(Records from a data source)
.....

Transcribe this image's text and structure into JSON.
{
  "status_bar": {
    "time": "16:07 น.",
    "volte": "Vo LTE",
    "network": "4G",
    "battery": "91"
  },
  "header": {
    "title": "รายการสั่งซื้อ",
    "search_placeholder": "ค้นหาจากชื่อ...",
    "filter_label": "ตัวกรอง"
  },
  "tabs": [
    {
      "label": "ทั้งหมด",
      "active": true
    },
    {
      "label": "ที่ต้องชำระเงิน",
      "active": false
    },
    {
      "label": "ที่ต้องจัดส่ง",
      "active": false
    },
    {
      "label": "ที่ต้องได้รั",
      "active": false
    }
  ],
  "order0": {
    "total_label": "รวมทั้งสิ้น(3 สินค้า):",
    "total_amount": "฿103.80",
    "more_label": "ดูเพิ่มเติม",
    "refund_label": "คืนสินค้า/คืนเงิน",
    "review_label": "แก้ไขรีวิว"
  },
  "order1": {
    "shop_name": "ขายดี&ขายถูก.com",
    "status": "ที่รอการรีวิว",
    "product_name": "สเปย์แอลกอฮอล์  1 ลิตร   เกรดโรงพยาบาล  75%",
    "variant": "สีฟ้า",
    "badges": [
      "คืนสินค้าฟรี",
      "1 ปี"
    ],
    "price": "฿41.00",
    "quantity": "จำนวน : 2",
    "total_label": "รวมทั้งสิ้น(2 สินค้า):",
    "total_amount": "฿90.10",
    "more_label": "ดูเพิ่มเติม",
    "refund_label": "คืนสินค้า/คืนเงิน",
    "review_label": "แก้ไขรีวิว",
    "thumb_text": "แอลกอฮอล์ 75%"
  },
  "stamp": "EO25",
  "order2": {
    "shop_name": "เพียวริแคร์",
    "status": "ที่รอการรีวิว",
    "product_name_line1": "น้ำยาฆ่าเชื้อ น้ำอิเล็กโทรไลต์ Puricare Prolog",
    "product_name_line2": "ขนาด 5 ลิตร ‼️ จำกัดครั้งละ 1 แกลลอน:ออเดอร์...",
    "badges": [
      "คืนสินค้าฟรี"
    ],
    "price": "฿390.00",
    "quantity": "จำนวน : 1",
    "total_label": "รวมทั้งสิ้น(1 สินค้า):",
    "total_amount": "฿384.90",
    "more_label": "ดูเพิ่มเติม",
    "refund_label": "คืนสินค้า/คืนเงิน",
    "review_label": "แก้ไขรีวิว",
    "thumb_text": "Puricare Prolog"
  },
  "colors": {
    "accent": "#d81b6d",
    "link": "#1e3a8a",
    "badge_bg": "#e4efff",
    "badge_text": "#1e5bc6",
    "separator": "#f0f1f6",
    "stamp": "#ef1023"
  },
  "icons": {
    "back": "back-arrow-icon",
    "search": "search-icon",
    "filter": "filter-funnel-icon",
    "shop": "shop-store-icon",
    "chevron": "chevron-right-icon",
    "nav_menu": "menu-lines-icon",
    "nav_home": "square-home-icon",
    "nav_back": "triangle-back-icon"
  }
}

.....

▶ **PROBLEM TO SOLVE**:
Retype all the records, matching them exactly.

▶ **EXERCISE RESPONSE**:
Transcribe this image's text and structure into JSON.
{
  "status_bar": {
    "time": "16:07 น.",
    "volte": "Vo LTE",
    "network": "4G",
    "battery": "91"
  },
  "header": {
    "title": "รายการสั่งซื้อ",
    "search_placeholder": "ค้นหาจากชื่อ...",
    "filter_label": "ตัวกรอง"
  },
  "tabs": [
    {
      "label": "ทั้งหมด",
      "active": true
    },
    {
      "label": "ที่ต้องชำระเงิน",
      "active": false
    },
    {
      "label": "ที่ต้องจัดส่ง",
      "active": false
    },
    {
      "label": "ที่ต้องได้รั",
      "active": false
    }
  ],
  "order0": {
    "total_label": "รวมทั้งสิ้น(3 สินค้า):",
    "total_amount": "฿103.80",
    "more_label": "ดูเพิ่มเติม",
    "refund_label": "คืนสินค้า/คืนเงิน",
    "review_label": "แก้ไขรีวิว"
  },
  "order1": {
    "shop_name": "ขายดี&ขายถูก.com",
    "status": "ที่รอการรีวิว",
    "product_name": "สเปย์แอลกอฮอล์  1 ลิตร   เกรดโรงพยาบาล  75%",
    "variant": "สีฟ้า",
    "badges": [
      "คืนสินค้าฟรี",
      "1 ปี"
    ],
    "price": "฿41.00",
    "quantity": "จำนวน : 2",
    "total_label": "รวมทั้งสิ้น(2 สินค้า):",
    "total_amount": "฿90.10",
    "more_label": "ดูเพิ่มเติม",
    "refund_label": "คืนสินค้า/คืนเงิน",
    "review_label": "แก้ไขรีวิว",
    "thumb_text": "แอลกอฮอล์ 75%"
  },
  "stamp": "EO25",
  "order2": {
    "shop_name": "เพียวริแคร์",
    "status": "ที่รอการรีวิว",
    "product_name_line1": "น้ำยาฆ่าเชื้อ น้ำอิเล็กโทรไลต์ Puricare Prolog",
    "product_name_line2": "ขนาด 5 ลิตร ‼️ จำกัดครั้งละ 1 แกลลอน:ออเดอร์...",
    "badges": [
      "คืนสินค้าฟรี"
    ],
    "price": "฿390.00",
    "quantity": "จำนวน : 1",
    "total_label": "รวมทั้งสิ้น(1 สินค้า):",
    "total_amount": "฿384.90",
    "more_label": "ดูเพิ่มเติม",
    "refund_label": "คืนสินค้า/คืนเงิน",
    "review_label": "แก้ไขรีวิว",
    "thumb_text": "Puricare Prolog"
  },
  "colors": {
    "accent": "#d81b6d",
    "link": "#1e3a8a",
    "badge_bg": "#e4efff",
    "badge_text": "#1e5bc6",
    "separator": "#f0f1f6",
    "stamp": "#ef1023"
  },
  "icons": {
    "back": "back-arrow-icon",
    "search": "search-icon",
    "filter": "filter-funnel-icon",
    "shop": "shop-store-icon",
    "chevron": "chevron-right-icon",
    "nav_menu": "menu-lines-icon",
    "nav_home": "square-home-icon",
    "nav_back": "triangle-back-icon"
  }
}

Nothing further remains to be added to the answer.